- Task brief
Every entry should be repeated exactly. Omit the pictures.

Dataset items
__________
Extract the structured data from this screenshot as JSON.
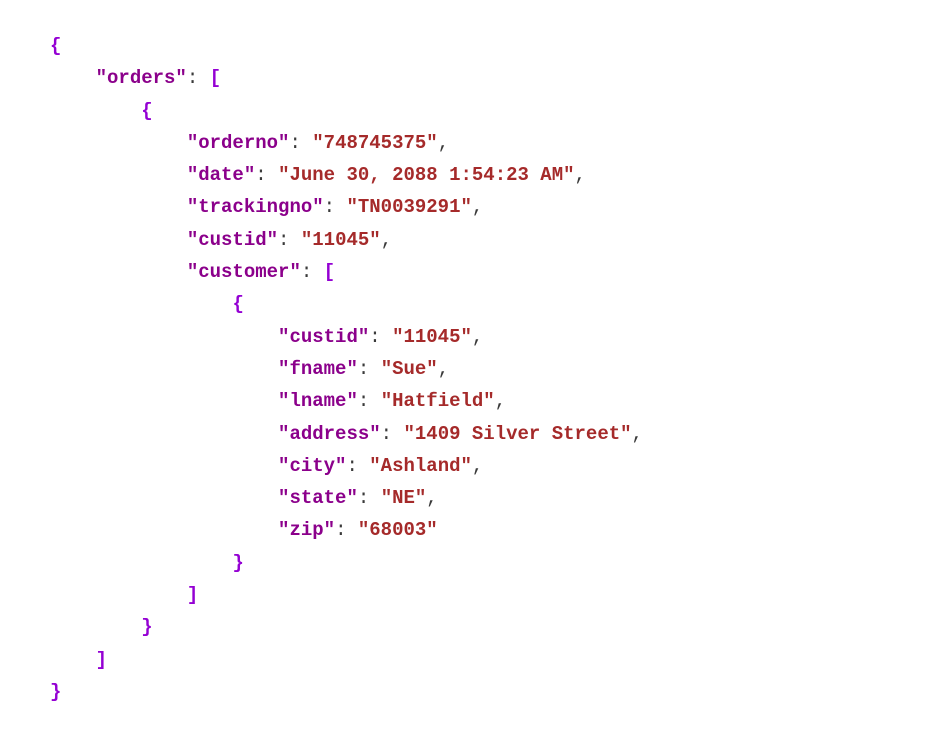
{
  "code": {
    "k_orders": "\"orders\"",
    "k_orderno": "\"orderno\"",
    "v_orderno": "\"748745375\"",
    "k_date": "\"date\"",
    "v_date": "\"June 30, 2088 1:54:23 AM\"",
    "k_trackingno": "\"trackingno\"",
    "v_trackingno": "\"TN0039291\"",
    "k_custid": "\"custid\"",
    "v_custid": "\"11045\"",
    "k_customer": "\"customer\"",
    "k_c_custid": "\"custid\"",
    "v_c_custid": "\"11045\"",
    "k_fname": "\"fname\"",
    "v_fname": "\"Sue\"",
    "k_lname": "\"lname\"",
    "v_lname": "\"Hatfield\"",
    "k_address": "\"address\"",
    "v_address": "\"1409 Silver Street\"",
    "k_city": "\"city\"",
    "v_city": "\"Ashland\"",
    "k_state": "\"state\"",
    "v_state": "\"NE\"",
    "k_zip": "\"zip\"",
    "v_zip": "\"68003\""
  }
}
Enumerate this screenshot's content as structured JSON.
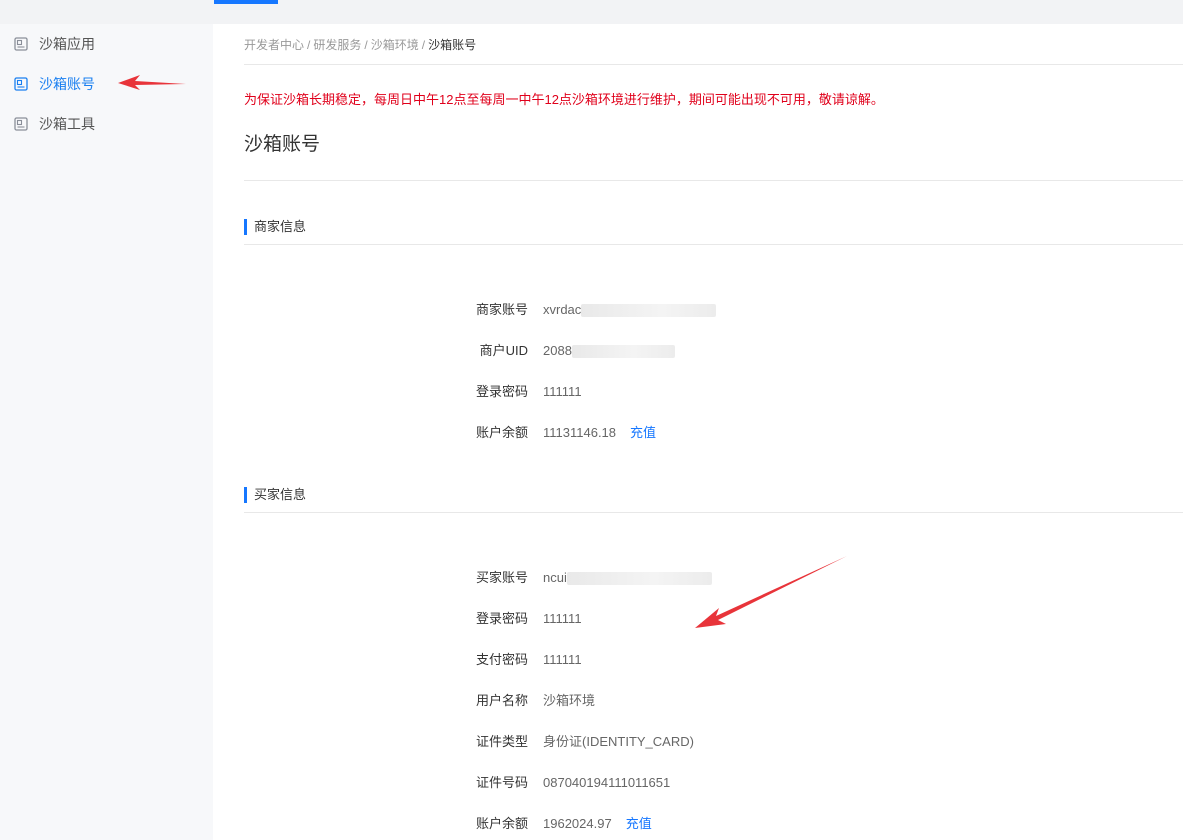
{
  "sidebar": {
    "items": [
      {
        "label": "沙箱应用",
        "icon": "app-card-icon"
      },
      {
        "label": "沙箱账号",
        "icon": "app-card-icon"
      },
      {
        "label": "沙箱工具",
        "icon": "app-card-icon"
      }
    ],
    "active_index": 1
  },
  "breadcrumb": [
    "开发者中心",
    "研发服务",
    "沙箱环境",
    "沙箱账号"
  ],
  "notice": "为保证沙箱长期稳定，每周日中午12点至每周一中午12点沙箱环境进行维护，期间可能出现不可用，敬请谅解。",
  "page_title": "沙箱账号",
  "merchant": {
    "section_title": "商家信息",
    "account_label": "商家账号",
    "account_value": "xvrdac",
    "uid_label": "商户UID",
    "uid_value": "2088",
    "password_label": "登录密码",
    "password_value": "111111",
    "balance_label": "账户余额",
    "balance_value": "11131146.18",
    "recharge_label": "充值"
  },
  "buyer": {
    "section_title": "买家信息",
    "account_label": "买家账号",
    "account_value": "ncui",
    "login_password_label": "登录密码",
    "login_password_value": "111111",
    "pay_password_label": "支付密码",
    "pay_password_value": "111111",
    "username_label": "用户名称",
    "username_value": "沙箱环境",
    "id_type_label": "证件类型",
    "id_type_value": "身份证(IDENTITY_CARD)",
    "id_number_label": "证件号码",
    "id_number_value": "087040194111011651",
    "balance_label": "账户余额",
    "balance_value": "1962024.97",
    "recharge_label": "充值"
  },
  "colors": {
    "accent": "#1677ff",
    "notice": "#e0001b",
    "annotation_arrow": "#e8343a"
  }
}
__________
- Response to this task
Extract the structured data from this screenshot as JSON.
{
  "code": {
    "k_orders": "\"orders\"",
    "k_orderno": "\"orderno\"",
    "v_orderno": "\"748745375\"",
    "k_date": "\"date\"",
    "v_date": "\"June 30, 2088 1:54:23 AM\"",
    "k_trackingno": "\"trackingno\"",
    "v_trackingno": "\"TN0039291\"",
    "k_custid": "\"custid\"",
    "v_custid": "\"11045\"",
    "k_customer": "\"customer\"",
    "k_c_custid": "\"custid\"",
    "v_c_custid": "\"11045\"",
    "k_fname": "\"fname\"",
    "v_fname": "\"Sue\"",
    "k_lname": "\"lname\"",
    "v_lname": "\"Hatfield\"",
    "k_address": "\"address\"",
    "v_address": "\"1409 Silver Street\"",
    "k_city": "\"city\"",
    "v_city": "\"Ashland\"",
    "k_state": "\"state\"",
    "v_state": "\"NE\"",
    "k_zip": "\"zip\"",
    "v_zip": "\"68003\""
  }
}
Enumerate this screenshot's content as structured JSON.
{
  "sidebar": {
    "items": [
      {
        "label": "沙箱应用",
        "icon": "app-card-icon"
      },
      {
        "label": "沙箱账号",
        "icon": "app-card-icon"
      },
      {
        "label": "沙箱工具",
        "icon": "app-card-icon"
      }
    ],
    "active_index": 1
  },
  "breadcrumb": [
    "开发者中心",
    "研发服务",
    "沙箱环境",
    "沙箱账号"
  ],
  "notice": "为保证沙箱长期稳定，每周日中午12点至每周一中午12点沙箱环境进行维护，期间可能出现不可用，敬请谅解。",
  "page_title": "沙箱账号",
  "merchant": {
    "section_title": "商家信息",
    "account_label": "商家账号",
    "account_value": "xvrdac",
    "uid_label": "商户UID",
    "uid_value": "2088",
    "password_label": "登录密码",
    "password_value": "111111",
    "balance_label": "账户余额",
    "balance_value": "11131146.18",
    "recharge_label": "充值"
  },
  "buyer": {
    "section_title": "买家信息",
    "account_label": "买家账号",
    "account_value": "ncui",
    "login_password_label": "登录密码",
    "login_password_value": "111111",
    "pay_password_label": "支付密码",
    "pay_password_value": "111111",
    "username_label": "用户名称",
    "username_value": "沙箱环境",
    "id_type_label": "证件类型",
    "id_type_value": "身份证(IDENTITY_CARD)",
    "id_number_label": "证件号码",
    "id_number_value": "087040194111011651",
    "balance_label": "账户余额",
    "balance_value": "1962024.97",
    "recharge_label": "充值"
  },
  "colors": {
    "accent": "#1677ff",
    "notice": "#e0001b",
    "annotation_arrow": "#e8343a"
  }
}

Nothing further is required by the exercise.